**Direction**
Each entry should be quoted word for word, including every mark of punctuation.

——————————

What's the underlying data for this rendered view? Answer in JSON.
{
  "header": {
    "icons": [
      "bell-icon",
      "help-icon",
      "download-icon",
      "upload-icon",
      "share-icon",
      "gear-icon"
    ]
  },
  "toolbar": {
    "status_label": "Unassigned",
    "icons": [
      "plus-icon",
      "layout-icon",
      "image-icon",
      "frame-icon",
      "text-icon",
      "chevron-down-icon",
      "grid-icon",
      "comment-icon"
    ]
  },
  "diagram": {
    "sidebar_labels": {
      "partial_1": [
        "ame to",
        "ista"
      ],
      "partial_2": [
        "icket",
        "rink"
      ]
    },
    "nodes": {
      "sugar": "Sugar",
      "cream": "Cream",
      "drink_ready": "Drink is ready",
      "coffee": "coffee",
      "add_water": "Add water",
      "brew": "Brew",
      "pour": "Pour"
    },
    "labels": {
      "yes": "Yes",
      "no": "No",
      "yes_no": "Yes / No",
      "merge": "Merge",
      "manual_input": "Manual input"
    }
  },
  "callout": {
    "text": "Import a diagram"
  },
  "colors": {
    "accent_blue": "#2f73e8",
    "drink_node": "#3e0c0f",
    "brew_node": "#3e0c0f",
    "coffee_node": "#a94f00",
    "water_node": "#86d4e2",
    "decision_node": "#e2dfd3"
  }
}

——————————

**Result**
What's the underlying data for this rendered view? Answer in JSON.
{
  "header": {
    "icons": [
      "bell-icon",
      "help-icon",
      "download-icon",
      "upload-icon",
      "share-icon",
      "gear-icon"
    ]
  },
  "toolbar": {
    "status_label": "Unassigned",
    "icons": [
      "plus-icon",
      "layout-icon",
      "image-icon",
      "frame-icon",
      "text-icon",
      "chevron-down-icon",
      "grid-icon",
      "comment-icon"
    ]
  },
  "diagram": {
    "sidebar_labels": {
      "partial_1": [
        "ame to",
        "ista"
      ],
      "partial_2": [
        "icket",
        "rink"
      ]
    },
    "nodes": {
      "sugar": "Sugar",
      "cream": "Cream",
      "drink_ready": "Drink is ready",
      "coffee": "coffee",
      "add_water": "Add water",
      "brew": "Brew",
      "pour": "Pour"
    },
    "labels": {
      "yes": "Yes",
      "no": "No",
      "yes_no": "Yes / No",
      "merge": "Merge",
      "manual_input": "Manual input"
    }
  },
  "callout": {
    "text": "Import a diagram"
  },
  "colors": {
    "accent_blue": "#2f73e8",
    "drink_node": "#3e0c0f",
    "brew_node": "#3e0c0f",
    "coffee_node": "#a94f00",
    "water_node": "#86d4e2",
    "decision_node": "#e2dfd3"
  }
}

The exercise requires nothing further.